Start of Data entries

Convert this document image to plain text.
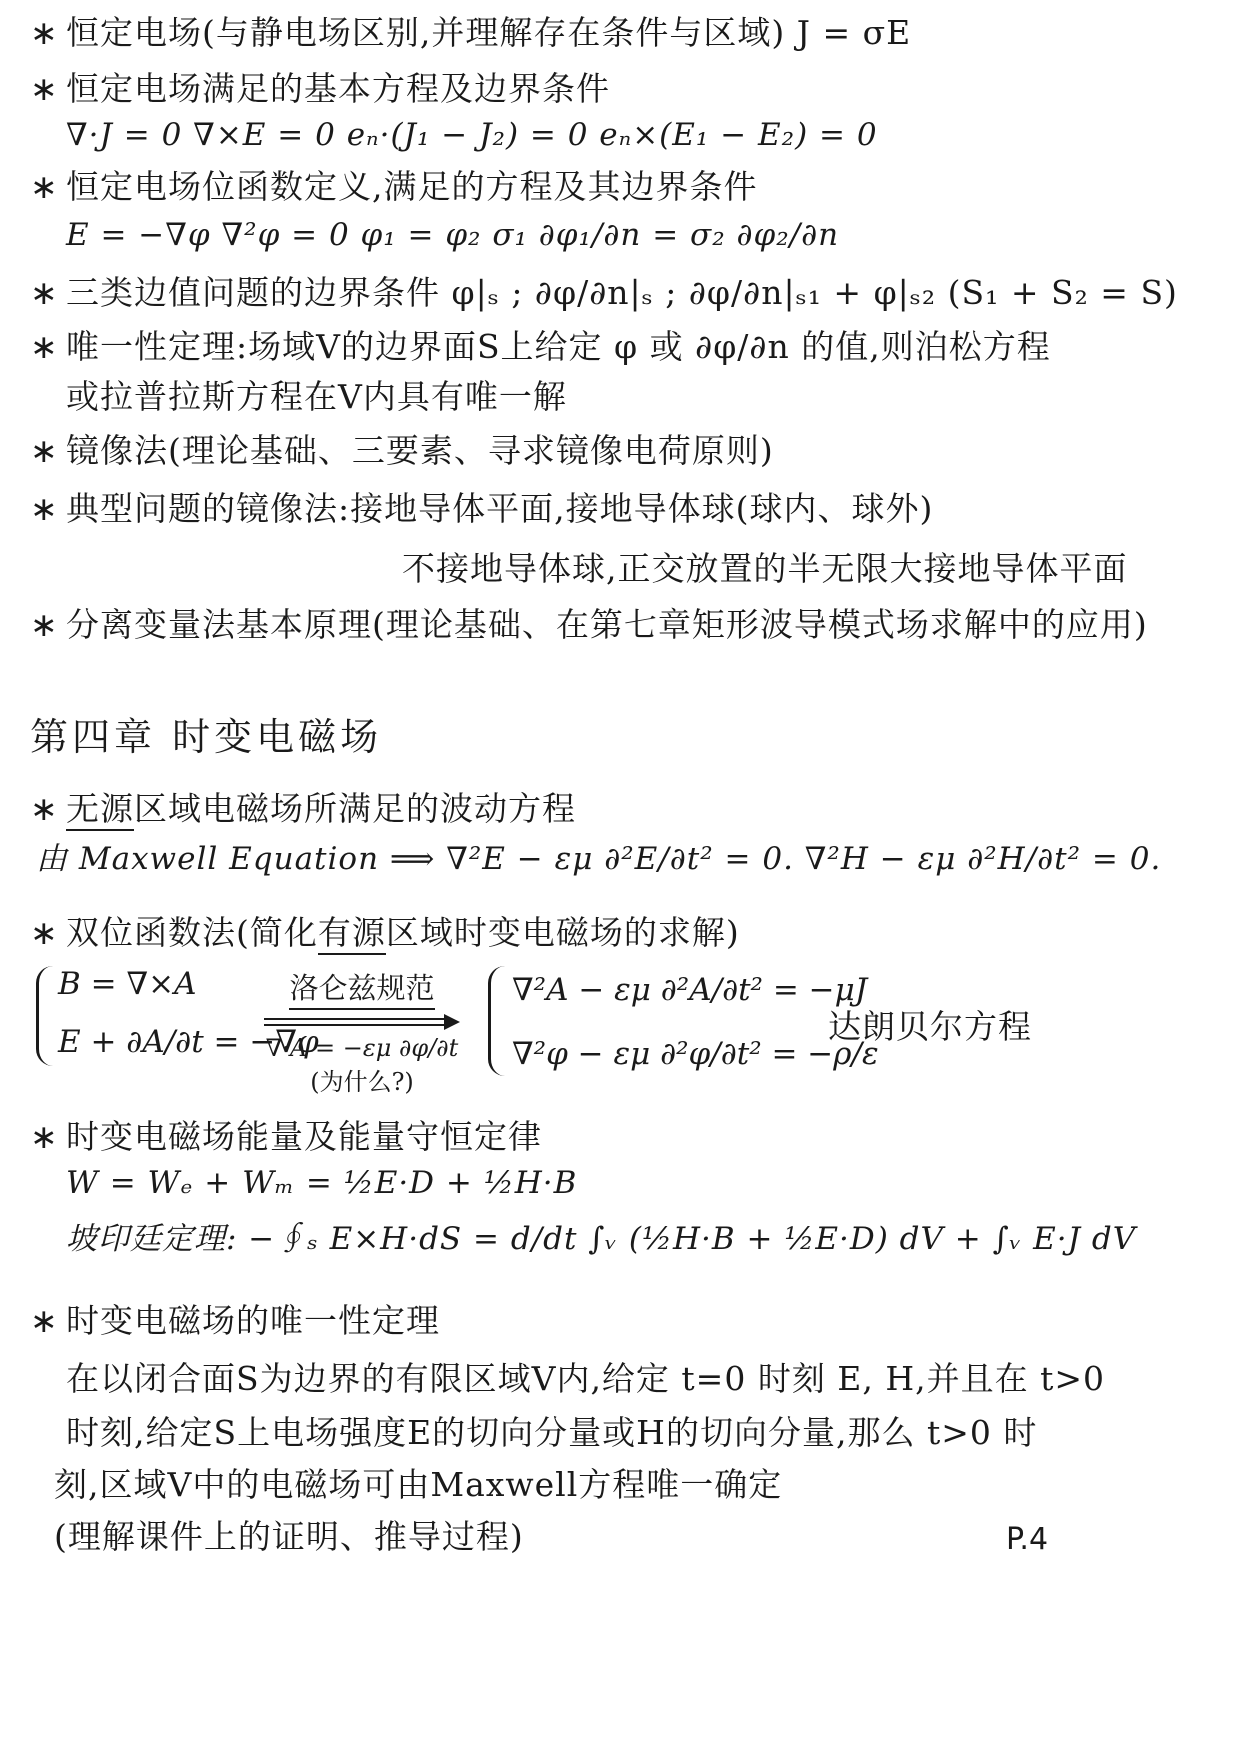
∗ 恒定电场(与静电场区别,并理解存在条件与区域) J = σE
∗ 恒定电场满足的基本方程及边界条件
∇·J = 0 ∇×E = 0 eₙ·(J₁ − J₂) = 0 eₙ×(E₁ − E₂) = 0
∗ 恒定电场位函数定义,满足的方程及其边界条件
E = −∇φ ∇²φ = 0 φ₁ = φ₂ σ₁ ∂φ₁/∂n = σ₂ ∂φ₂/∂n
∗ 三类边值问题的边界条件 φ|ₛ ; ∂φ/∂n|ₛ ; ∂φ/∂n|ₛ₁ + φ|ₛ₂ (S₁ + S₂ = S)
∗ 唯一性定理:场域V的边界面S上给定 φ 或 ∂φ/∂n 的值,则泊松方程
或拉普拉斯方程在V内具有唯一解
∗ 镜像法(理论基础、三要素、寻求镜像电荷原则)
∗ 典型问题的镜像法:接地导体平面,接地导体球(球内、球外)
不接地导体球,正交放置的半无限大接地导体平面
∗ 分离变量法基本原理(理论基础、在第七章矩形波导模式场求解中的应用)
第四章 时变电磁场
∗ 无源区域电磁场所满足的波动方程
由 Maxwell Equation ⟹ ∇²E − εμ ∂²E/∂t² = 0. ∇²H − εμ ∂²H/∂t² = 0.
∗ 双位函数法(简化有源区域时变电磁场的求解)
B = ∇×A
E + ∂A/∂t = −∇φ
洛仑兹规范
∇·A = −εμ ∂φ/∂t
(为什么?)
∇²A − εμ ∂²A/∂t² = −μJ
∇²φ − εμ ∂²φ/∂t² = −ρ/ε
达朗贝尔方程
∗ 时变电磁场能量及能量守恒定律
W = Wₑ + Wₘ = ½E·D + ½H·B
坡印廷定理: −∮ₛ E×H·dS = d/dt ∫ᵥ (½H·B + ½E·D) dV + ∫ᵥ E·J dV
∗ 时变电磁场的唯一性定理
在以闭合面S为边界的有限区域V内,给定 t=0 时刻 E, H,并且在 t>0
时刻,给定S上电场强度E的切向分量或H的切向分量,那么 t>0 时
刻,区域V中的电磁场可由Maxwell方程唯一确定
(理解课件上的证明、推导过程)	P.4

End of Data entries

The task: Without the pictures, retype the whole of the material above exactly.

Written solution:
Convert this document image to plain text.
∗ 恒定电场(与静电场区别,并理解存在条件与区域) J = σE
∗ 恒定电场满足的基本方程及边界条件
∇·J = 0 ∇×E = 0 eₙ·(J₁ − J₂) = 0 eₙ×(E₁ − E₂) = 0
∗ 恒定电场位函数定义,满足的方程及其边界条件
E = −∇φ ∇²φ = 0 φ₁ = φ₂ σ₁ ∂φ₁/∂n = σ₂ ∂φ₂/∂n
∗ 三类边值问题的边界条件 φ|ₛ ; ∂φ/∂n|ₛ ; ∂φ/∂n|ₛ₁ + φ|ₛ₂ (S₁ + S₂ = S)
∗ 唯一性定理:场域V的边界面S上给定 φ 或 ∂φ/∂n 的值,则泊松方程
或拉普拉斯方程在V内具有唯一解
∗ 镜像法(理论基础、三要素、寻求镜像电荷原则)
∗ 典型问题的镜像法:接地导体平面,接地导体球(球内、球外)
不接地导体球,正交放置的半无限大接地导体平面
∗ 分离变量法基本原理(理论基础、在第七章矩形波导模式场求解中的应用)
第四章 时变电磁场
∗ 无源区域电磁场所满足的波动方程
由 Maxwell Equation ⟹ ∇²E − εμ ∂²E/∂t² = 0. ∇²H − εμ ∂²H/∂t² = 0.
∗ 双位函数法(简化有源区域时变电磁场的求解)
B = ∇×A
E + ∂A/∂t = −∇φ
洛仑兹规范
∇·A = −εμ ∂φ/∂t
(为什么?)
∇²A − εμ ∂²A/∂t² = −μJ
∇²φ − εμ ∂²φ/∂t² = −ρ/ε
达朗贝尔方程
∗ 时变电磁场能量及能量守恒定律
W = Wₑ + Wₘ = ½E·D + ½H·B
坡印廷定理: −∮ₛ E×H·dS = d/dt ∫ᵥ (½H·B + ½E·D) dV + ∫ᵥ E·J dV
∗ 时变电磁场的唯一性定理
在以闭合面S为边界的有限区域V内,给定 t=0 时刻 E, H,并且在 t>0
时刻,给定S上电场强度E的切向分量或H的切向分量,那么 t>0 时
刻,区域V中的电磁场可由Maxwell方程唯一确定
(理解课件上的证明、推导过程)	P.4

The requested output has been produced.